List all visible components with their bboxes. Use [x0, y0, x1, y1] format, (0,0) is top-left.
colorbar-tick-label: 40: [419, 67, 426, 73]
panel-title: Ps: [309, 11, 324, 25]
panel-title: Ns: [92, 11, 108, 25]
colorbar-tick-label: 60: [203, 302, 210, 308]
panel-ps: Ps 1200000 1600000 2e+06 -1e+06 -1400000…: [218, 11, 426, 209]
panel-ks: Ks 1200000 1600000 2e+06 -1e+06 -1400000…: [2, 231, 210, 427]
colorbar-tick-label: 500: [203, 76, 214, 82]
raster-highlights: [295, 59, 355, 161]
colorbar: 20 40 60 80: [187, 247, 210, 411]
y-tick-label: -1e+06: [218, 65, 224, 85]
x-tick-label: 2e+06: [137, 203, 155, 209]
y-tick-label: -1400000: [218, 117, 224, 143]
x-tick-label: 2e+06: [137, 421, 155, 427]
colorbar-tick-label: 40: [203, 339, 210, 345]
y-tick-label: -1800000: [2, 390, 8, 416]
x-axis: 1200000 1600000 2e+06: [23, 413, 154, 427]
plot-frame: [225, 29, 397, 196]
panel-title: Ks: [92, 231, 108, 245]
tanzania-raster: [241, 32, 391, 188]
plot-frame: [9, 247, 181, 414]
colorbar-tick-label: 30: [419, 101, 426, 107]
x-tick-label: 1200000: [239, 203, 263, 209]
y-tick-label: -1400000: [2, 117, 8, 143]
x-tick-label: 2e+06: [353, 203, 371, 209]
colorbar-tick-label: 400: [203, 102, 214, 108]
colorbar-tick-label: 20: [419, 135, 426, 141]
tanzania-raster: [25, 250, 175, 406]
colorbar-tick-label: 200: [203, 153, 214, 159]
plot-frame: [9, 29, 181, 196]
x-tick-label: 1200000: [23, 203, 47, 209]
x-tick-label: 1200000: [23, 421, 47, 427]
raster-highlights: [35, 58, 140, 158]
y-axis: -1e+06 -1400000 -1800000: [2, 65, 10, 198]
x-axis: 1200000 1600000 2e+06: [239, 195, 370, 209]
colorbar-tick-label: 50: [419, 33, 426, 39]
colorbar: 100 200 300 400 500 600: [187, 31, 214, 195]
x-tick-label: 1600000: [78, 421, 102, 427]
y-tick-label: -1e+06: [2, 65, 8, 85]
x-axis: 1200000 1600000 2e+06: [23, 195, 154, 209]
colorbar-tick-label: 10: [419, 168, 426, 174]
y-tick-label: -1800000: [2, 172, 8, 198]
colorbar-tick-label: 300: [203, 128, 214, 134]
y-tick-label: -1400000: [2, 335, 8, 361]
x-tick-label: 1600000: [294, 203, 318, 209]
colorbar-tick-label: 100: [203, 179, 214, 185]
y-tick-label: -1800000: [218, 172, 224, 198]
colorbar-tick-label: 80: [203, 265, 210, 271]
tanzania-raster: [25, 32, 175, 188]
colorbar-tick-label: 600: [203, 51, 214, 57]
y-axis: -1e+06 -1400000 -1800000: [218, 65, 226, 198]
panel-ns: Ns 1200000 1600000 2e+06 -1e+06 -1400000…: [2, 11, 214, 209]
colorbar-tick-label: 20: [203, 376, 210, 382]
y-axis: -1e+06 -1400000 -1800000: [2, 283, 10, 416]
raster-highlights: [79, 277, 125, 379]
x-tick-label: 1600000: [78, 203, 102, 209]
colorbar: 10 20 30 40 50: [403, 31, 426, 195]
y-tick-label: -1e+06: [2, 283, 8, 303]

Work required: Copy the data above line for line, with no changes.

Written solution:
List all visible components with their bboxes. Use [x0, y0, x1, y1] format, (0,0) is top-left.
colorbar-tick-label: 40: [419, 67, 426, 73]
panel-title: Ps: [309, 11, 324, 25]
panel-title: Ns: [92, 11, 108, 25]
colorbar-tick-label: 60: [203, 302, 210, 308]
panel-ps: Ps 1200000 1600000 2e+06 -1e+06 -1400000…: [218, 11, 426, 209]
panel-ks: Ks 1200000 1600000 2e+06 -1e+06 -1400000…: [2, 231, 210, 427]
colorbar-tick-label: 500: [203, 76, 214, 82]
raster-highlights: [295, 59, 355, 161]
colorbar: 20 40 60 80: [187, 247, 210, 411]
y-tick-label: -1e+06: [218, 65, 224, 85]
x-tick-label: 2e+06: [137, 203, 155, 209]
y-tick-label: -1400000: [218, 117, 224, 143]
x-tick-label: 2e+06: [137, 421, 155, 427]
colorbar-tick-label: 40: [203, 339, 210, 345]
y-tick-label: -1800000: [2, 390, 8, 416]
x-axis: 1200000 1600000 2e+06: [23, 413, 154, 427]
plot-frame: [225, 29, 397, 196]
panel-title: Ks: [92, 231, 108, 245]
tanzania-raster: [241, 32, 391, 188]
plot-frame: [9, 247, 181, 414]
colorbar-tick-label: 30: [419, 101, 426, 107]
x-tick-label: 1200000: [239, 203, 263, 209]
y-tick-label: -1400000: [2, 117, 8, 143]
x-tick-label: 2e+06: [353, 203, 371, 209]
colorbar-tick-label: 400: [203, 102, 214, 108]
colorbar-tick-label: 20: [419, 135, 426, 141]
tanzania-raster: [25, 250, 175, 406]
colorbar-tick-label: 200: [203, 153, 214, 159]
plot-frame: [9, 29, 181, 196]
x-tick-label: 1200000: [23, 203, 47, 209]
x-tick-label: 1200000: [23, 421, 47, 427]
raster-highlights: [35, 58, 140, 158]
y-axis: -1e+06 -1400000 -1800000: [2, 65, 10, 198]
x-axis: 1200000 1600000 2e+06: [239, 195, 370, 209]
colorbar-tick-label: 50: [419, 33, 426, 39]
colorbar: 100 200 300 400 500 600: [187, 31, 214, 195]
x-tick-label: 1600000: [78, 421, 102, 427]
y-tick-label: -1e+06: [2, 65, 8, 85]
x-axis: 1200000 1600000 2e+06: [23, 195, 154, 209]
colorbar-tick-label: 10: [419, 168, 426, 174]
y-tick-label: -1800000: [2, 172, 8, 198]
colorbar-tick-label: 300: [203, 128, 214, 134]
y-tick-label: -1400000: [2, 335, 8, 361]
x-tick-label: 1600000: [294, 203, 318, 209]
colorbar-tick-label: 100: [203, 179, 214, 185]
y-tick-label: -1800000: [218, 172, 224, 198]
colorbar-tick-label: 80: [203, 265, 210, 271]
tanzania-raster: [25, 32, 175, 188]
colorbar-tick-label: 600: [203, 51, 214, 57]
y-axis: -1e+06 -1400000 -1800000: [218, 65, 226, 198]
panel-ns: Ns 1200000 1600000 2e+06 -1e+06 -1400000…: [2, 11, 214, 209]
colorbar-tick-label: 20: [203, 376, 210, 382]
y-axis: -1e+06 -1400000 -1800000: [2, 283, 10, 416]
raster-highlights: [79, 277, 125, 379]
x-tick-label: 1600000: [78, 203, 102, 209]
colorbar: 10 20 30 40 50: [403, 31, 426, 195]
y-tick-label: -1e+06: [2, 283, 8, 303]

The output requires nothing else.